▶ **SOURCE DATA**
⟨
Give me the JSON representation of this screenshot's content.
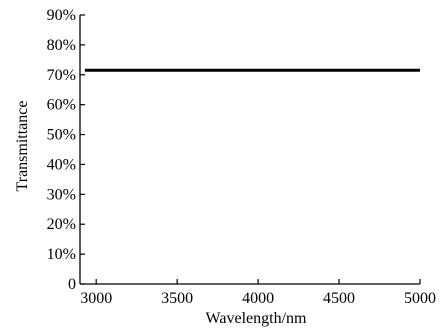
{
  "chart_data": {
    "type": "line",
    "xlabel": "Wavelength/nm",
    "ylabel": "Transmittance",
    "xlim": [
      2900,
      5000
    ],
    "ylim": [
      0,
      90
    ],
    "x_ticks": [
      3000,
      3500,
      4000,
      4500,
      5000
    ],
    "x_tick_labels": [
      "3000",
      "3500",
      "4000",
      "4500",
      "5000"
    ],
    "y_ticks": [
      0,
      10,
      20,
      30,
      40,
      50,
      60,
      70,
      80,
      90
    ],
    "y_tick_labels": [
      "0",
      "10%",
      "20%",
      "30%",
      "40%",
      "50%",
      "60%",
      "70%",
      "80%",
      "90%"
    ],
    "grid": false,
    "series": [
      {
        "x": [
          2930,
          5000
        ],
        "y": [
          71.5,
          71.5
        ],
        "color": "#000000"
      }
    ]
  }
}
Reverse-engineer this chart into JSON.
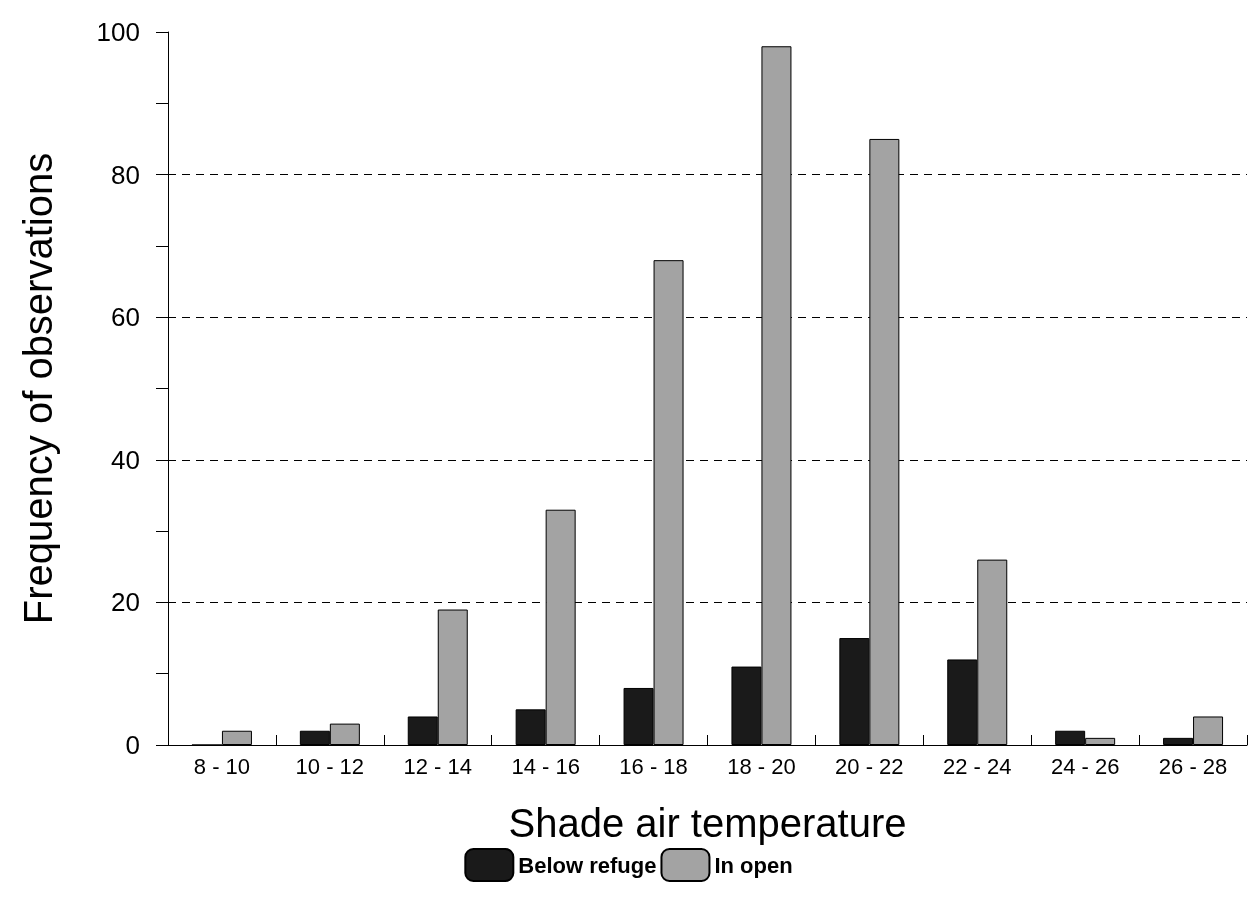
{
  "chart_data": {
    "type": "bar",
    "xlabel": "Shade air temperature",
    "ylabel": "Frequency of observations",
    "categories": [
      "8 - 10",
      "10 - 12",
      "12 - 14",
      "14 - 16",
      "16 - 18",
      "18 - 20",
      "20 - 22",
      "22 - 24",
      "24 - 26",
      "26 - 28"
    ],
    "series": [
      {
        "name": "Below refuge",
        "color": "#1a1a1a",
        "values": [
          0,
          2,
          4,
          5,
          8,
          11,
          15,
          12,
          2,
          1
        ]
      },
      {
        "name": "In open",
        "color": "#a3a3a3",
        "values": [
          2,
          3,
          19,
          33,
          68,
          98,
          85,
          26,
          1,
          4
        ]
      }
    ],
    "ylim": [
      0,
      100
    ],
    "yticks": [
      0,
      {
        "value": 10,
        "label": null
      },
      20,
      {
        "value": 30,
        "label": null
      },
      40,
      {
        "value": 50,
        "label": null
      },
      60,
      {
        "value": 70,
        "label": null
      },
      80,
      {
        "value": 90,
        "label": null
      },
      100
    ],
    "grid": "y",
    "legend": "bottom"
  }
}
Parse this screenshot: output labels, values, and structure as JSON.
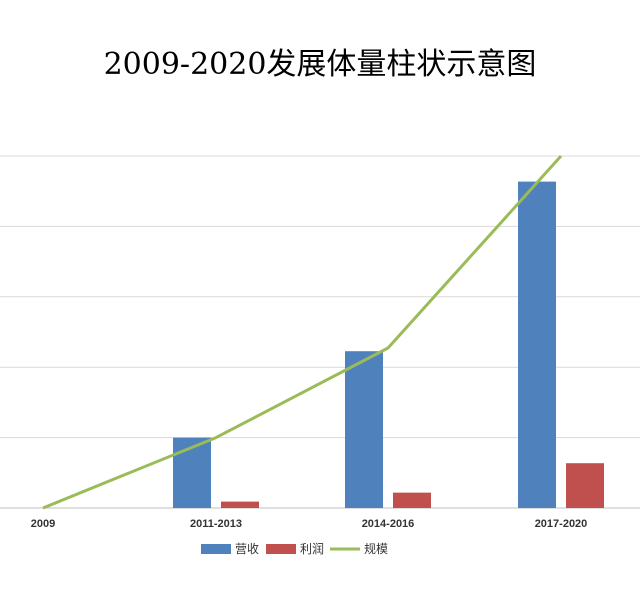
{
  "chart_data": {
    "type": "bar",
    "title": "2009-2020发展体量柱状示意图",
    "categories": [
      "2009",
      "2011-2013",
      "2014-2016",
      "2017-2020"
    ],
    "ylim": [
      0,
      5.6
    ],
    "grid": true,
    "legend_position": "bottom",
    "series": [
      {
        "name": "营收",
        "kind": "bar",
        "color": "#4F81BD",
        "values": [
          0,
          1.1,
          2.45,
          5.1
        ]
      },
      {
        "name": "利润",
        "kind": "bar",
        "color": "#C0504D",
        "values": [
          0,
          0.1,
          0.24,
          0.7
        ]
      },
      {
        "name": "规模",
        "kind": "line",
        "color": "#9BBB59",
        "values": [
          0,
          1.1,
          2.5,
          5.5
        ]
      }
    ]
  }
}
⟩
▶ **STATED EXERCISE**
Spot every line that holds "xlabel" and copy it.

▶ **CORRECT RESPONSE**
    "xlabel": "Wavelength/nm",
    "xlabel": "Shade air temperature",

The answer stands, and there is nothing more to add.